● STORED DATA:

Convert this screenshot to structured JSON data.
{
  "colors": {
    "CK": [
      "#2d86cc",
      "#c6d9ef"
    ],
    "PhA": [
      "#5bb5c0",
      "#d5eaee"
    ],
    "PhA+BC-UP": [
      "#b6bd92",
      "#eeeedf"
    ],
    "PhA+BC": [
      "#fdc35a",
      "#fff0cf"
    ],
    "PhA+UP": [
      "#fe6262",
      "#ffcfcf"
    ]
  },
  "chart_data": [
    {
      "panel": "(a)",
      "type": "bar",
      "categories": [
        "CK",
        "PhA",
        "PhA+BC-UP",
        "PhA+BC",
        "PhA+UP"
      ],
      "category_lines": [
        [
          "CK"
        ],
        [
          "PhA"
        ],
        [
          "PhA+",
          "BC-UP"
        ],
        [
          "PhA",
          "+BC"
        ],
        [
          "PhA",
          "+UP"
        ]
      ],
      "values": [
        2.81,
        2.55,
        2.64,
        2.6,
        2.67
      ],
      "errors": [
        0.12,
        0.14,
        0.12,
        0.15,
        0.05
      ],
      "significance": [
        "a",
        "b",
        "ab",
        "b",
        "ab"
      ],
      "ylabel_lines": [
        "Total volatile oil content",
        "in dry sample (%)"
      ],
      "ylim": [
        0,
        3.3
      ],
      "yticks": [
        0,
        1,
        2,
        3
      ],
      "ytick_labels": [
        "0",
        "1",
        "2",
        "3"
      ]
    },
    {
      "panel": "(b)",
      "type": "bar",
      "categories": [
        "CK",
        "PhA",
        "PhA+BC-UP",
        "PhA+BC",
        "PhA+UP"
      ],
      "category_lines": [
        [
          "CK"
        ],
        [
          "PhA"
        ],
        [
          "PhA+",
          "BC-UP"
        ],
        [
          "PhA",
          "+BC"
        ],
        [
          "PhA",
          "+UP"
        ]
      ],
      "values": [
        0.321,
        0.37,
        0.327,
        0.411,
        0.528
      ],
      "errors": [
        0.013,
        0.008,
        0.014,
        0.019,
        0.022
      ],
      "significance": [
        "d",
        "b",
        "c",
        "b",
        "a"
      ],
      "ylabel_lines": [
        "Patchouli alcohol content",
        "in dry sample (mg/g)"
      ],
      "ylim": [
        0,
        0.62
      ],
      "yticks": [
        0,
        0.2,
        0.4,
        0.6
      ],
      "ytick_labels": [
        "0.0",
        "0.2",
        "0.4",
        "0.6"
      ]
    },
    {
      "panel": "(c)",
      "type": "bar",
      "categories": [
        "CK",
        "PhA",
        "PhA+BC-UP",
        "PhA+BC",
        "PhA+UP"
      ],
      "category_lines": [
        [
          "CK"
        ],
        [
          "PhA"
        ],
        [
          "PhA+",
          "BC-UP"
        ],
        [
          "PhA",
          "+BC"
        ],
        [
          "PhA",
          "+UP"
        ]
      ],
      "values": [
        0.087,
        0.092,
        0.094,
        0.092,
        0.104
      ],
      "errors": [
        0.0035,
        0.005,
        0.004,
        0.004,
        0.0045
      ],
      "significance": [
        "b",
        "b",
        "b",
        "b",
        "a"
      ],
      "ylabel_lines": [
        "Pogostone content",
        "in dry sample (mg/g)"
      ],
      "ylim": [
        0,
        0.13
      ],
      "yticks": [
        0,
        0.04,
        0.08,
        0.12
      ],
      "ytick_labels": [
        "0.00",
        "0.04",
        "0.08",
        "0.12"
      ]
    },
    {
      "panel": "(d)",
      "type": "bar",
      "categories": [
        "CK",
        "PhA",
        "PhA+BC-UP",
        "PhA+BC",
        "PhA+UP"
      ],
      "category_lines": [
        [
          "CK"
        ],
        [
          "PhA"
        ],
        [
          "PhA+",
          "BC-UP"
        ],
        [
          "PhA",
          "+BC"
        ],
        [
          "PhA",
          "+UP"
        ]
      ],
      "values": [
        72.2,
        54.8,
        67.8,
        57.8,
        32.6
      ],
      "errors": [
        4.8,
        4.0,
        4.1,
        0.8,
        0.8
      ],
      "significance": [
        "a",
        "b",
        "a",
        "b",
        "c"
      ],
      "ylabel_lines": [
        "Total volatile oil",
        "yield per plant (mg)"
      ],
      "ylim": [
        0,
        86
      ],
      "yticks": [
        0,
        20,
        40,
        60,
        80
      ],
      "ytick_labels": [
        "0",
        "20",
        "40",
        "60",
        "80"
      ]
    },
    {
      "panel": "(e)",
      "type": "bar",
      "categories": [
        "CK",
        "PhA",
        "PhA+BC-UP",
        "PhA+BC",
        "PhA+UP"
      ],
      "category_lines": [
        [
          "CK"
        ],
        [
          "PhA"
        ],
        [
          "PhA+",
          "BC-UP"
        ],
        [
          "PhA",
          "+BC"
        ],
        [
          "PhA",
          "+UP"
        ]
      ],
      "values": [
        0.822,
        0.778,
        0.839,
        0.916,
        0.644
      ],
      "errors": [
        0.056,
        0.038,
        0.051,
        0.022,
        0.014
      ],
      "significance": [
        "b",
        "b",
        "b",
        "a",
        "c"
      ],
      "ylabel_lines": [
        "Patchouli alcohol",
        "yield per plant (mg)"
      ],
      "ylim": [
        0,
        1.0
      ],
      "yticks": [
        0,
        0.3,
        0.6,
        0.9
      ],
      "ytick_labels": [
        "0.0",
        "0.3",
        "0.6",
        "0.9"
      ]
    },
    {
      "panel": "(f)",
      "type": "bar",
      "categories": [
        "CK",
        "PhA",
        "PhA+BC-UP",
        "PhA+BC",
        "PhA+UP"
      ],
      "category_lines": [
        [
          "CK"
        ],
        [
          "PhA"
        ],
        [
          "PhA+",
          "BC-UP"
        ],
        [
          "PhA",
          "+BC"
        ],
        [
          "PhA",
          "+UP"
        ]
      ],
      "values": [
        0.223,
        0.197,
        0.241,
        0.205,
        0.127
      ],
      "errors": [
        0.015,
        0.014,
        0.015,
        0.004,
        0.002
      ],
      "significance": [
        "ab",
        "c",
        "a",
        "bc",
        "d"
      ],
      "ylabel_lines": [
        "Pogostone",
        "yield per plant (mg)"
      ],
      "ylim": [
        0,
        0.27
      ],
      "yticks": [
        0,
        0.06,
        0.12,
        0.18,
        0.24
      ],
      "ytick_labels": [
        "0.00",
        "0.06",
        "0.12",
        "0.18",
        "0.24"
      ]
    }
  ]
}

● WHAT THE TASK ASKS: From the data, list each line in which the string "panel" appears.

● CORRECT ANSWER:
      "panel": "(a)",
      "panel": "(b)",
      "panel": "(c)",
      "panel": "(d)",
      "panel": "(e)",
      "panel": "(f)",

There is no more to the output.